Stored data

>>

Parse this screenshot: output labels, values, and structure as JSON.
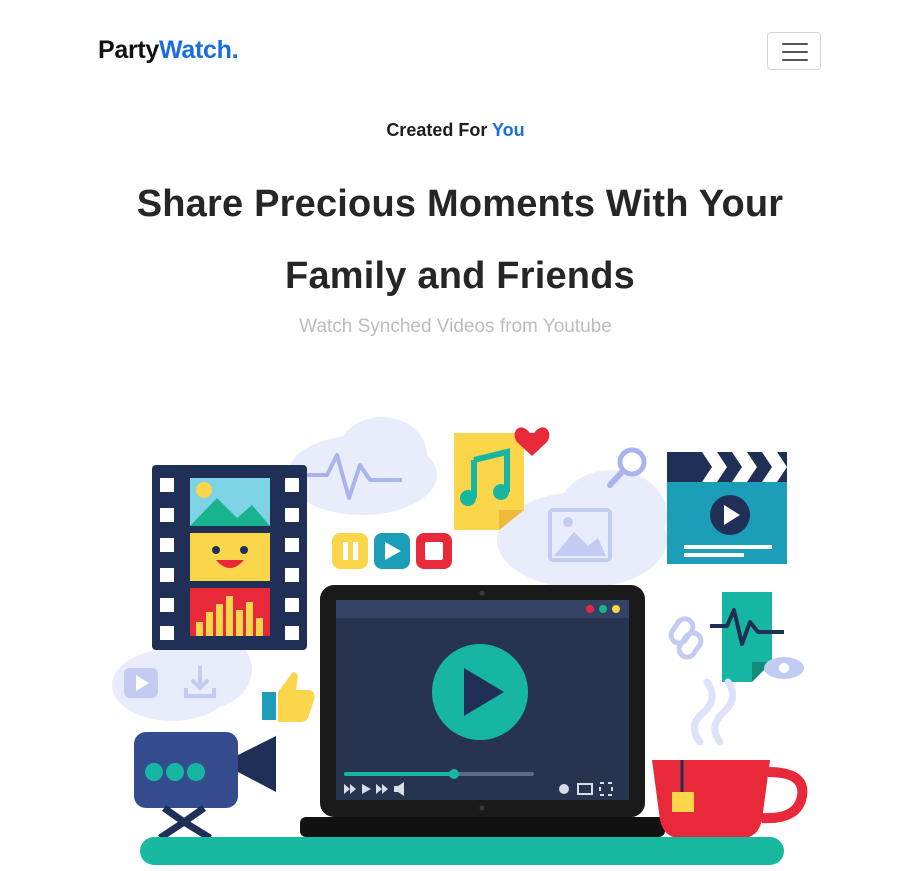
{
  "navbar": {
    "brand_prefix": "Party",
    "brand_accent": "Watch.",
    "menu_icon": "hamburger-icon"
  },
  "hero": {
    "eyebrow_prefix": "Created For ",
    "eyebrow_accent": "You",
    "headline": "Share Precious Moments With Your Family and Friends",
    "subline": "Watch Synched Videos from Youtube",
    "illustration": "video-streaming-illustration"
  },
  "colors": {
    "accent": "#1a6fe0",
    "teal": "#16b6a2",
    "navy": "#1f2f56",
    "red": "#e8293a",
    "yellow": "#fbd54a"
  }
}
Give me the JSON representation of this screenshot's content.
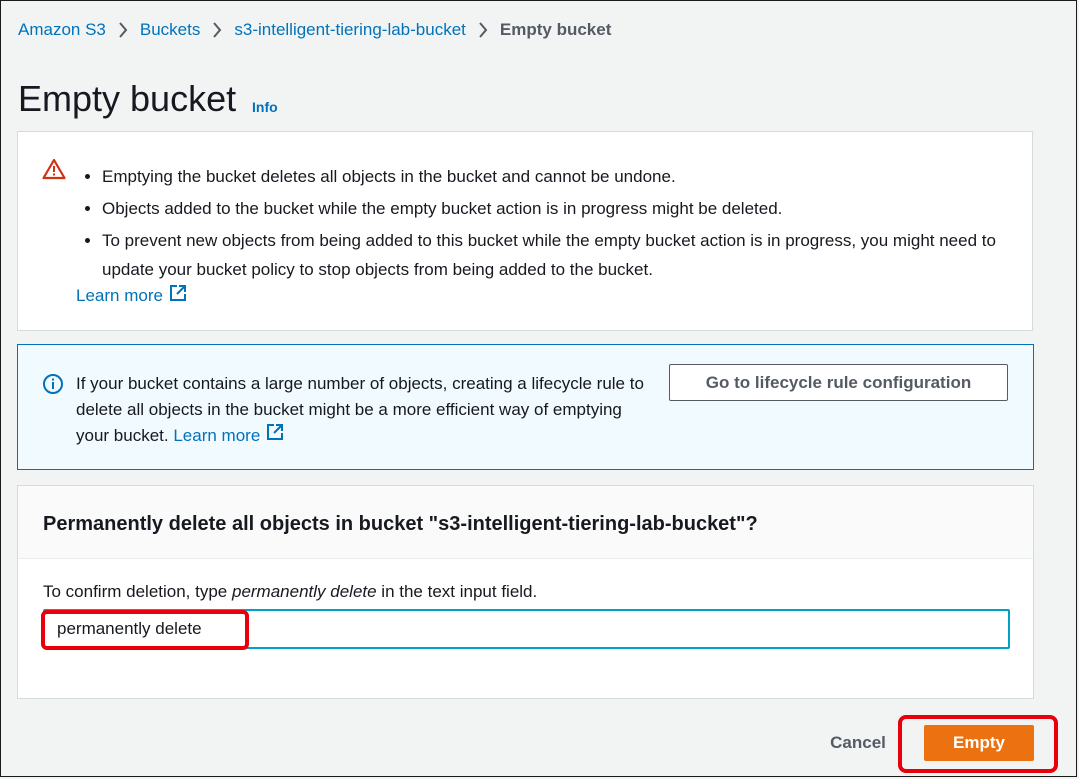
{
  "breadcrumb": {
    "items": [
      "Amazon S3",
      "Buckets",
      "s3-intelligent-tiering-lab-bucket"
    ],
    "current": "Empty bucket"
  },
  "page": {
    "title": "Empty bucket",
    "info_link": "Info"
  },
  "warning": {
    "bullets": [
      "Emptying the bucket deletes all objects in the bucket and cannot be undone.",
      "Objects added to the bucket while the empty bucket action is in progress might be deleted.",
      "To prevent new objects from being added to this bucket while the empty bucket action is in progress, you might need to update your bucket policy to stop objects from being added to the bucket."
    ],
    "learn_more": "Learn more",
    "icon": "warning-icon",
    "color": "#d13212"
  },
  "info_alert": {
    "text": "If your bucket contains a large number of objects, creating a lifecycle rule to delete all objects in the bucket might be a more efficient way of emptying your bucket.",
    "learn_more": "Learn more",
    "button_label": "Go to lifecycle rule configuration",
    "icon": "info-icon",
    "color": "#0073bb"
  },
  "confirm": {
    "title": "Permanently delete all objects in bucket \"s3-intelligent-tiering-lab-bucket\"?",
    "instruction_prefix": "To confirm deletion, type ",
    "instruction_emphasis": "permanently delete",
    "instruction_suffix": " in the text input field.",
    "input_value": "permanently delete"
  },
  "footer": {
    "cancel_label": "Cancel",
    "empty_label": "Empty",
    "primary_color": "#ec7211",
    "highlight_color": "#e8000b"
  }
}
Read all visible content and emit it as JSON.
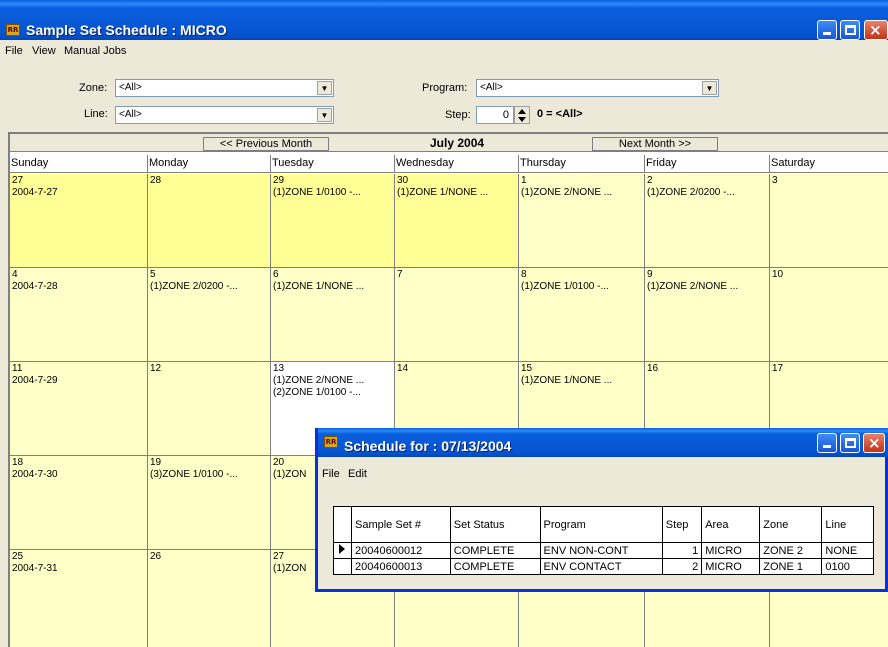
{
  "main_window": {
    "title": "Sample Set Schedule : MICRO",
    "menu": [
      "File",
      "View",
      "Manual Jobs"
    ],
    "filters": {
      "zone_label": "Zone:",
      "zone_value": "<All>",
      "line_label": "Line:",
      "line_value": "<All>",
      "program_label": "Program:",
      "program_value": "<All>",
      "step_label": "Step:",
      "step_value": "0",
      "step_note": "0 = <All>"
    }
  },
  "calendar": {
    "prev_label": "<< Previous Month",
    "next_label": "Next Month >>",
    "month_title": "July  2004",
    "day_headers": [
      "Sunday",
      "Monday",
      "Tuesday",
      "Wednesday",
      "Thursday",
      "Friday",
      "Saturday"
    ],
    "weeks": [
      [
        {
          "num": "27",
          "sub": "2004-7-27",
          "events": [],
          "style": "hl"
        },
        {
          "num": "28",
          "sub": "",
          "events": [],
          "style": "hl"
        },
        {
          "num": "29",
          "sub": "",
          "events": [
            "(1)ZONE 1/0100  -..."
          ],
          "style": "hl"
        },
        {
          "num": "30",
          "sub": "",
          "events": [
            "(1)ZONE 1/NONE  ..."
          ],
          "style": "hl"
        },
        {
          "num": "1",
          "sub": "",
          "events": [
            "(1)ZONE 2/NONE  ..."
          ],
          "style": ""
        },
        {
          "num": "2",
          "sub": "",
          "events": [
            "(1)ZONE 2/0200  -..."
          ],
          "style": ""
        },
        {
          "num": "3",
          "sub": "",
          "events": [],
          "style": ""
        }
      ],
      [
        {
          "num": "4",
          "sub": "2004-7-28",
          "events": [],
          "style": ""
        },
        {
          "num": "5",
          "sub": "",
          "events": [
            "(1)ZONE 2/0200  -..."
          ],
          "style": ""
        },
        {
          "num": "6",
          "sub": "",
          "events": [
            "(1)ZONE 1/NONE  ..."
          ],
          "style": ""
        },
        {
          "num": "7",
          "sub": "",
          "events": [],
          "style": ""
        },
        {
          "num": "8",
          "sub": "",
          "events": [
            "(1)ZONE 1/0100  -..."
          ],
          "style": ""
        },
        {
          "num": "9",
          "sub": "",
          "events": [
            "(1)ZONE 2/NONE  ..."
          ],
          "style": ""
        },
        {
          "num": "10",
          "sub": "",
          "events": [],
          "style": ""
        }
      ],
      [
        {
          "num": "11",
          "sub": "2004-7-29",
          "events": [],
          "style": ""
        },
        {
          "num": "12",
          "sub": "",
          "events": [],
          "style": ""
        },
        {
          "num": "13",
          "sub": "",
          "events": [
            "(1)ZONE 2/NONE  ...",
            "(2)ZONE 1/0100  -..."
          ],
          "style": "sel"
        },
        {
          "num": "14",
          "sub": "",
          "events": [],
          "style": ""
        },
        {
          "num": "15",
          "sub": "",
          "events": [
            "(1)ZONE 1/NONE  ..."
          ],
          "style": ""
        },
        {
          "num": "16",
          "sub": "",
          "events": [],
          "style": ""
        },
        {
          "num": "17",
          "sub": "",
          "events": [],
          "style": ""
        }
      ],
      [
        {
          "num": "18",
          "sub": "2004-7-30",
          "events": [],
          "style": ""
        },
        {
          "num": "19",
          "sub": "",
          "events": [
            "(3)ZONE 1/0100  -..."
          ],
          "style": ""
        },
        {
          "num": "20",
          "sub": "",
          "events": [
            "(1)ZON"
          ],
          "style": ""
        },
        {
          "num": "",
          "sub": "",
          "events": [],
          "style": ""
        },
        {
          "num": "",
          "sub": "",
          "events": [],
          "style": ""
        },
        {
          "num": "",
          "sub": "",
          "events": [],
          "style": ""
        },
        {
          "num": "",
          "sub": "",
          "events": [],
          "style": ""
        }
      ],
      [
        {
          "num": "25",
          "sub": "2004-7-31",
          "events": [],
          "style": ""
        },
        {
          "num": "26",
          "sub": "",
          "events": [],
          "style": ""
        },
        {
          "num": "27",
          "sub": "",
          "events": [
            "(1)ZON"
          ],
          "style": ""
        },
        {
          "num": "",
          "sub": "",
          "events": [],
          "style": ""
        },
        {
          "num": "",
          "sub": "",
          "events": [],
          "style": ""
        },
        {
          "num": "",
          "sub": "",
          "events": [],
          "style": ""
        },
        {
          "num": "",
          "sub": "",
          "events": [],
          "style": ""
        }
      ]
    ]
  },
  "dialog": {
    "title": "Schedule for : 07/13/2004",
    "menu": [
      "File",
      "Edit"
    ],
    "columns": [
      "Sample Set #",
      "Set Status",
      "Program",
      "Step",
      "Area",
      "Zone",
      "Line"
    ],
    "rows": [
      [
        "20040600012",
        "COMPLETE",
        "ENV NON-CONT",
        "1",
        "MICRO",
        "ZONE 2",
        "NONE"
      ],
      [
        "20040600013",
        "COMPLETE",
        "ENV CONTACT",
        "2",
        "MICRO",
        "ZONE 1",
        "0100"
      ]
    ]
  },
  "colors": {
    "titlebar": "#0a5fde",
    "cell_bg": "#ffffc8",
    "cell_highlight": "#ffff96",
    "window_face": "#ece9d8"
  }
}
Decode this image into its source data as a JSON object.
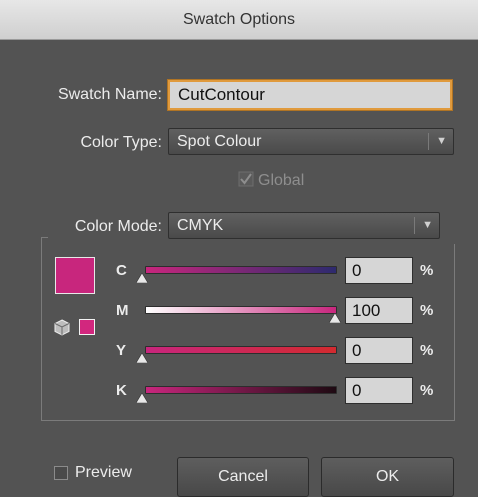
{
  "window": {
    "title": "Swatch Options"
  },
  "swatch_name": {
    "label": "Swatch Name:",
    "value": "CutContour"
  },
  "color_type": {
    "label": "Color Type:",
    "value": "Spot Colour"
  },
  "global": {
    "label": "Global",
    "checked": true,
    "enabled": false
  },
  "color_mode": {
    "label": "Color Mode:",
    "value": "CMYK"
  },
  "channels": [
    {
      "letter": "C",
      "value": "0",
      "unit": "%"
    },
    {
      "letter": "M",
      "value": "100",
      "unit": "%"
    },
    {
      "letter": "Y",
      "value": "0",
      "unit": "%"
    },
    {
      "letter": "K",
      "value": "0",
      "unit": "%"
    }
  ],
  "preview": {
    "label": "Preview",
    "checked": false
  },
  "buttons": {
    "cancel": "Cancel",
    "ok": "OK"
  },
  "colors": {
    "swatch": "#c8267d",
    "focus": "#e09a3d"
  },
  "icons": {
    "out_of_gamut": "cube-icon",
    "dropdown": "triangle-down-icon",
    "check": "checkmark-icon"
  }
}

<<

#### What the task requires
Each line from the one bearing "Decode this image" through the final line of the records is to be copied exactly, and no pictures are to be included.

#### Response for this exercise
Decode this image into its source data as a JSON object.
{
  "window": {
    "title": "Swatch Options"
  },
  "swatch_name": {
    "label": "Swatch Name:",
    "value": "CutContour"
  },
  "color_type": {
    "label": "Color Type:",
    "value": "Spot Colour"
  },
  "global": {
    "label": "Global",
    "checked": true,
    "enabled": false
  },
  "color_mode": {
    "label": "Color Mode:",
    "value": "CMYK"
  },
  "channels": [
    {
      "letter": "C",
      "value": "0",
      "unit": "%"
    },
    {
      "letter": "M",
      "value": "100",
      "unit": "%"
    },
    {
      "letter": "Y",
      "value": "0",
      "unit": "%"
    },
    {
      "letter": "K",
      "value": "0",
      "unit": "%"
    }
  ],
  "preview": {
    "label": "Preview",
    "checked": false
  },
  "buttons": {
    "cancel": "Cancel",
    "ok": "OK"
  },
  "colors": {
    "swatch": "#c8267d",
    "focus": "#e09a3d"
  },
  "icons": {
    "out_of_gamut": "cube-icon",
    "dropdown": "triangle-down-icon",
    "check": "checkmark-icon"
  }
}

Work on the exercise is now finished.